[START Provided records]

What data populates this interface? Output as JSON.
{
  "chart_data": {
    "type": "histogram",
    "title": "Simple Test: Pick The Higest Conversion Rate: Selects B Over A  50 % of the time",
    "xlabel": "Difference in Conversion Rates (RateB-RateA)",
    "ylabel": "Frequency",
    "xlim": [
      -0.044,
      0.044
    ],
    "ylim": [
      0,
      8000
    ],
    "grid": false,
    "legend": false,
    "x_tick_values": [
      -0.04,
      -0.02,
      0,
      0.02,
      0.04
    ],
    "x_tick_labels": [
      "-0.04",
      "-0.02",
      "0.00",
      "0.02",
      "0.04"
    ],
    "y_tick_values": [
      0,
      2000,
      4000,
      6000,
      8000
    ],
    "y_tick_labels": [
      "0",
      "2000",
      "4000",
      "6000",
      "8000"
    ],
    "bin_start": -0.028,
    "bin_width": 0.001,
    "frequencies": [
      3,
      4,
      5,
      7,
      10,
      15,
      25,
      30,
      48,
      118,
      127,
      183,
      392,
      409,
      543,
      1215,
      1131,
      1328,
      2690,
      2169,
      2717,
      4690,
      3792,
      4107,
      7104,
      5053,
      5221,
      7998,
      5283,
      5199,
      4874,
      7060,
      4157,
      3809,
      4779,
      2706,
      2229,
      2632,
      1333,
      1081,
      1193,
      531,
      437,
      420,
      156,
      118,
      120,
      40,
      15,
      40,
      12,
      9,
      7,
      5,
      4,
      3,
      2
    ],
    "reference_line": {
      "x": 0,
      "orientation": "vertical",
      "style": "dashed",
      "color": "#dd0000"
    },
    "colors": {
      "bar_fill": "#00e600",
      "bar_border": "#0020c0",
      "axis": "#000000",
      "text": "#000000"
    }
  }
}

[END Provided records]

▶ Aim:
Reproduce the entries above in full, verbatim.

▶ Full answer:
What data populates this interface? Output as JSON.
{
  "chart_data": {
    "type": "histogram",
    "title": "Simple Test: Pick The Higest Conversion Rate: Selects B Over A  50 % of the time",
    "xlabel": "Difference in Conversion Rates (RateB-RateA)",
    "ylabel": "Frequency",
    "xlim": [
      -0.044,
      0.044
    ],
    "ylim": [
      0,
      8000
    ],
    "grid": false,
    "legend": false,
    "x_tick_values": [
      -0.04,
      -0.02,
      0,
      0.02,
      0.04
    ],
    "x_tick_labels": [
      "-0.04",
      "-0.02",
      "0.00",
      "0.02",
      "0.04"
    ],
    "y_tick_values": [
      0,
      2000,
      4000,
      6000,
      8000
    ],
    "y_tick_labels": [
      "0",
      "2000",
      "4000",
      "6000",
      "8000"
    ],
    "bin_start": -0.028,
    "bin_width": 0.001,
    "frequencies": [
      3,
      4,
      5,
      7,
      10,
      15,
      25,
      30,
      48,
      118,
      127,
      183,
      392,
      409,
      543,
      1215,
      1131,
      1328,
      2690,
      2169,
      2717,
      4690,
      3792,
      4107,
      7104,
      5053,
      5221,
      7998,
      5283,
      5199,
      4874,
      7060,
      4157,
      3809,
      4779,
      2706,
      2229,
      2632,
      1333,
      1081,
      1193,
      531,
      437,
      420,
      156,
      118,
      120,
      40,
      15,
      40,
      12,
      9,
      7,
      5,
      4,
      3,
      2
    ],
    "reference_line": {
      "x": 0,
      "orientation": "vertical",
      "style": "dashed",
      "color": "#dd0000"
    },
    "colors": {
      "bar_fill": "#00e600",
      "bar_border": "#0020c0",
      "axis": "#000000",
      "text": "#000000"
    }
  }
}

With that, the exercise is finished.